PROBLEM DETAILS
Copy out the listing below word for word, from its first line through the line containing "change-map-button[interactable]: Změnit mapu", both ends included.
***
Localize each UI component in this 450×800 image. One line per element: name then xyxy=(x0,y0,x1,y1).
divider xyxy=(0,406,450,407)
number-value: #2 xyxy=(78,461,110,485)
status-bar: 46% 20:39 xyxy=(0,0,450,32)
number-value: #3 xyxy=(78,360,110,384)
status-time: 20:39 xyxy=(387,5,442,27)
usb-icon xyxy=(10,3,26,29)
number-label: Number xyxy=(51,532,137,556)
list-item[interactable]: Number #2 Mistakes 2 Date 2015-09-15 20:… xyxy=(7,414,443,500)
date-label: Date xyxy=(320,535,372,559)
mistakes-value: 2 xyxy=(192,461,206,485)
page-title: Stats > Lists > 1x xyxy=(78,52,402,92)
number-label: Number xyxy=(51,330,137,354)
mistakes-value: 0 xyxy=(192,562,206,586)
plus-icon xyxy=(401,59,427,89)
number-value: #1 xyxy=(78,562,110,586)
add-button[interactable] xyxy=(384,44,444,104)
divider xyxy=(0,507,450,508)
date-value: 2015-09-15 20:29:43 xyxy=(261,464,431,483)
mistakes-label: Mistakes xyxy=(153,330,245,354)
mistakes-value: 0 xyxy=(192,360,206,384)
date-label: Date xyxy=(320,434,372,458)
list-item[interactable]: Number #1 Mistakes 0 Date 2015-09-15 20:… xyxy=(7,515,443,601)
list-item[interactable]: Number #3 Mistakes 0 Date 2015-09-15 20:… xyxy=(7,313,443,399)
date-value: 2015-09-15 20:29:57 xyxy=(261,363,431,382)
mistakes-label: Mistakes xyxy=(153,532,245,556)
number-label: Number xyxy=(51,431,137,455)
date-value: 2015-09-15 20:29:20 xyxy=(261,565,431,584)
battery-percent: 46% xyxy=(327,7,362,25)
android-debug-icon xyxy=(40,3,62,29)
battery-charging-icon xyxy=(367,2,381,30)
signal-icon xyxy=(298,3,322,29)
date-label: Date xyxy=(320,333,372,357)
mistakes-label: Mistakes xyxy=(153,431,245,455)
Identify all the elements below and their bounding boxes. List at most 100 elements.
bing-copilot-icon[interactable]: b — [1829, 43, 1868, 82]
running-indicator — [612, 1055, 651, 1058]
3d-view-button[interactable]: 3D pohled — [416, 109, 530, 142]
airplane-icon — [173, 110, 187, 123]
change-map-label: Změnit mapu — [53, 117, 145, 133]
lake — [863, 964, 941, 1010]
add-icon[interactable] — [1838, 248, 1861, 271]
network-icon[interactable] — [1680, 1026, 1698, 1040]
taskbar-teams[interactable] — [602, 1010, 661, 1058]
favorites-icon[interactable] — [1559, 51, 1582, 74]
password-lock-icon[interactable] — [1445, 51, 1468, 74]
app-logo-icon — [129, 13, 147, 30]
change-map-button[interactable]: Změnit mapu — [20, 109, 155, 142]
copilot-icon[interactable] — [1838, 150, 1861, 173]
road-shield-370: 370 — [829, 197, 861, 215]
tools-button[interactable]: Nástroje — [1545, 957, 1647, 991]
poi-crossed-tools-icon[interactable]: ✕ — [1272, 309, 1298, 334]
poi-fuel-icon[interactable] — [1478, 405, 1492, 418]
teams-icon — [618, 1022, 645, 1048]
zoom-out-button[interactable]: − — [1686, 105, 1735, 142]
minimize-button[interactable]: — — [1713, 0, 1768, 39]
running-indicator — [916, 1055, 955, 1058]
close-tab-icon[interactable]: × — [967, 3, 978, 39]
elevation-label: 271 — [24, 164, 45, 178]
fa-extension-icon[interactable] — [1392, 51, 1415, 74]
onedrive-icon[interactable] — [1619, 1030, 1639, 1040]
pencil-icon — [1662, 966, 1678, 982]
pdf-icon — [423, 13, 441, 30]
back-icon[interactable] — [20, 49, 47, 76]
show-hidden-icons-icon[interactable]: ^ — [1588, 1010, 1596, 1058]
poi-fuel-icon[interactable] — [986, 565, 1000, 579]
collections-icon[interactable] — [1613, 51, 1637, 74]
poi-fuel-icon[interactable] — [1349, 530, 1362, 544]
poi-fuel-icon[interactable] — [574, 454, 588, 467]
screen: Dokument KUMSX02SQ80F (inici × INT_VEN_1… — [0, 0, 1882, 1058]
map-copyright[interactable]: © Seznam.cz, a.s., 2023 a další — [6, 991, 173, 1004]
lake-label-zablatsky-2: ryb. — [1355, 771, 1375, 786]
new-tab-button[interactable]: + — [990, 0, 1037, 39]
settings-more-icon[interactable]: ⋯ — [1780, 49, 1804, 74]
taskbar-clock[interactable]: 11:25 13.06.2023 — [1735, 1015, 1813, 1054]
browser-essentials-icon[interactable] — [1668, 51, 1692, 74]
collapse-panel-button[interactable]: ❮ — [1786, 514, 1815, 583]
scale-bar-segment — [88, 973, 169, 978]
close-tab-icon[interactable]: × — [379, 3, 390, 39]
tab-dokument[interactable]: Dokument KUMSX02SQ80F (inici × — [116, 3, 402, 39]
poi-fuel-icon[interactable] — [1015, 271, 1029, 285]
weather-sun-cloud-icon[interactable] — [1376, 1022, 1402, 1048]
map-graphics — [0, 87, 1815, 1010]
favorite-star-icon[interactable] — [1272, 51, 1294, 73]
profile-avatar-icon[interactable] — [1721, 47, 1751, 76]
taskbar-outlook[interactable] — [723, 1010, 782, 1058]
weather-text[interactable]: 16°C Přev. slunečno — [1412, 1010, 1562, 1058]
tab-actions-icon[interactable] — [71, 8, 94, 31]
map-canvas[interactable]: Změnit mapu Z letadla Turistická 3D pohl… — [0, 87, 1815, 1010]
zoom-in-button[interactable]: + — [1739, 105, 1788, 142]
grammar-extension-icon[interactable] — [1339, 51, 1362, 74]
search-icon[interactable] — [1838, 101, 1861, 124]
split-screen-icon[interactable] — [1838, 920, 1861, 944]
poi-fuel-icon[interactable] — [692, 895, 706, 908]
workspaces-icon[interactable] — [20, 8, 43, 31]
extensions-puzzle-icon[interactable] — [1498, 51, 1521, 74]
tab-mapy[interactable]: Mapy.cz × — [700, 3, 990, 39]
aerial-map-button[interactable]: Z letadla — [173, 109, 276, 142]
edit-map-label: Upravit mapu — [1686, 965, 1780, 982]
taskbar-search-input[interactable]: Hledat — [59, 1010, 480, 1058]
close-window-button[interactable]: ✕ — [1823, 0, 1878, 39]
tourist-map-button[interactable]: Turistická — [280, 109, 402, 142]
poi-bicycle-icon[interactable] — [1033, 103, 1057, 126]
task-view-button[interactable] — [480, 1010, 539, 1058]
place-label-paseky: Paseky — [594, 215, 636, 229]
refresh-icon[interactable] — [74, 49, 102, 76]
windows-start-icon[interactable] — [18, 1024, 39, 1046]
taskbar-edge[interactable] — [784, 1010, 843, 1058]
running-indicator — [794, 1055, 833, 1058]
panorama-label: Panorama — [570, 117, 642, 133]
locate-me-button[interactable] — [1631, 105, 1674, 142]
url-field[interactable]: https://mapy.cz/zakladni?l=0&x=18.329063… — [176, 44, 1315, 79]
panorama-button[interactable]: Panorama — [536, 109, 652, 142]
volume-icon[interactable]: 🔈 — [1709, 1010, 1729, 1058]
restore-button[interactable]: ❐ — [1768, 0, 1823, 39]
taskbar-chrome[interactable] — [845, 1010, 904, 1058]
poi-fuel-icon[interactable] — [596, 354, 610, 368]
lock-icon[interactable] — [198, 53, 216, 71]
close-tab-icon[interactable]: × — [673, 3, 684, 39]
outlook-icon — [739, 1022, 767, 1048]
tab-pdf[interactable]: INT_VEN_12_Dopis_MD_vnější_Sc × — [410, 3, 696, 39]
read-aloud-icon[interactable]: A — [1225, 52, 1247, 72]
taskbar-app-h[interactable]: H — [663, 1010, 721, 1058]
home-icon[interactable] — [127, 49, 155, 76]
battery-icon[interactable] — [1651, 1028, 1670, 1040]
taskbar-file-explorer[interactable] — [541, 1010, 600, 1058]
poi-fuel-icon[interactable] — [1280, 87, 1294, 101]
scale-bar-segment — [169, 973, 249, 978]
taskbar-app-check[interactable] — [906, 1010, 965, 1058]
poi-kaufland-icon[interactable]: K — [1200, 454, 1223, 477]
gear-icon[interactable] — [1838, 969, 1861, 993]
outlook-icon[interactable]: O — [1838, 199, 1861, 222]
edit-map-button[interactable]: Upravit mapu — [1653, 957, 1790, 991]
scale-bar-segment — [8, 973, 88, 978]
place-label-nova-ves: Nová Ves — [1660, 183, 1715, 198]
***
OUTPUT FOR THIS EXERCISE
Localize each UI component in this 450×800 image. One line per element: name then xyxy=(x0,y0,x1,y1).
divider xyxy=(0,406,450,407)
number-value: #2 xyxy=(78,461,110,485)
status-bar: 46% 20:39 xyxy=(0,0,450,32)
number-value: #3 xyxy=(78,360,110,384)
status-time: 20:39 xyxy=(387,5,442,27)
usb-icon xyxy=(10,3,26,29)
number-label: Number xyxy=(51,532,137,556)
list-item[interactable]: Number #2 Mistakes 2 Date 2015-09-15 20:… xyxy=(7,414,443,500)
date-label: Date xyxy=(320,535,372,559)
mistakes-value: 2 xyxy=(192,461,206,485)
page-title: Stats > Lists > 1x xyxy=(78,52,402,92)
number-label: Number xyxy=(51,330,137,354)
mistakes-value: 0 xyxy=(192,562,206,586)
plus-icon xyxy=(401,59,427,89)
number-value: #1 xyxy=(78,562,110,586)
add-button[interactable] xyxy=(384,44,444,104)
divider xyxy=(0,507,450,508)
date-value: 2015-09-15 20:29:43 xyxy=(261,464,431,483)
mistakes-label: Mistakes xyxy=(153,330,245,354)
mistakes-value: 0 xyxy=(192,360,206,384)
date-label: Date xyxy=(320,434,372,458)
list-item[interactable]: Number #1 Mistakes 0 Date 2015-09-15 20:… xyxy=(7,515,443,601)
list-item[interactable]: Number #3 Mistakes 0 Date 2015-09-15 20:… xyxy=(7,313,443,399)
date-value: 2015-09-15 20:29:57 xyxy=(261,363,431,382)
mistakes-label: Mistakes xyxy=(153,532,245,556)
number-label: Number xyxy=(51,431,137,455)
date-value: 2015-09-15 20:29:20 xyxy=(261,565,431,584)
battery-percent: 46% xyxy=(327,7,362,25)
android-debug-icon xyxy=(40,3,62,29)
battery-charging-icon xyxy=(367,2,381,30)
signal-icon xyxy=(298,3,322,29)
date-label: Date xyxy=(320,333,372,357)
mistakes-label: Mistakes xyxy=(153,431,245,455)
Identify all the elements below and their bounding boxes. List at most 100 elements.
bing-copilot-icon[interactable]: b — [1829, 43, 1868, 82]
running-indicator — [612, 1055, 651, 1058]
3d-view-button[interactable]: 3D pohled — [416, 109, 530, 142]
airplane-icon — [173, 110, 187, 123]
change-map-label: Změnit mapu — [53, 117, 145, 133]
lake — [863, 964, 941, 1010]
add-icon[interactable] — [1838, 248, 1861, 271]
network-icon[interactable] — [1680, 1026, 1698, 1040]
taskbar-teams[interactable] — [602, 1010, 661, 1058]
favorites-icon[interactable] — [1559, 51, 1582, 74]
password-lock-icon[interactable] — [1445, 51, 1468, 74]
app-logo-icon — [129, 13, 147, 30]
change-map-button[interactable]: Změnit mapu — [20, 109, 155, 142]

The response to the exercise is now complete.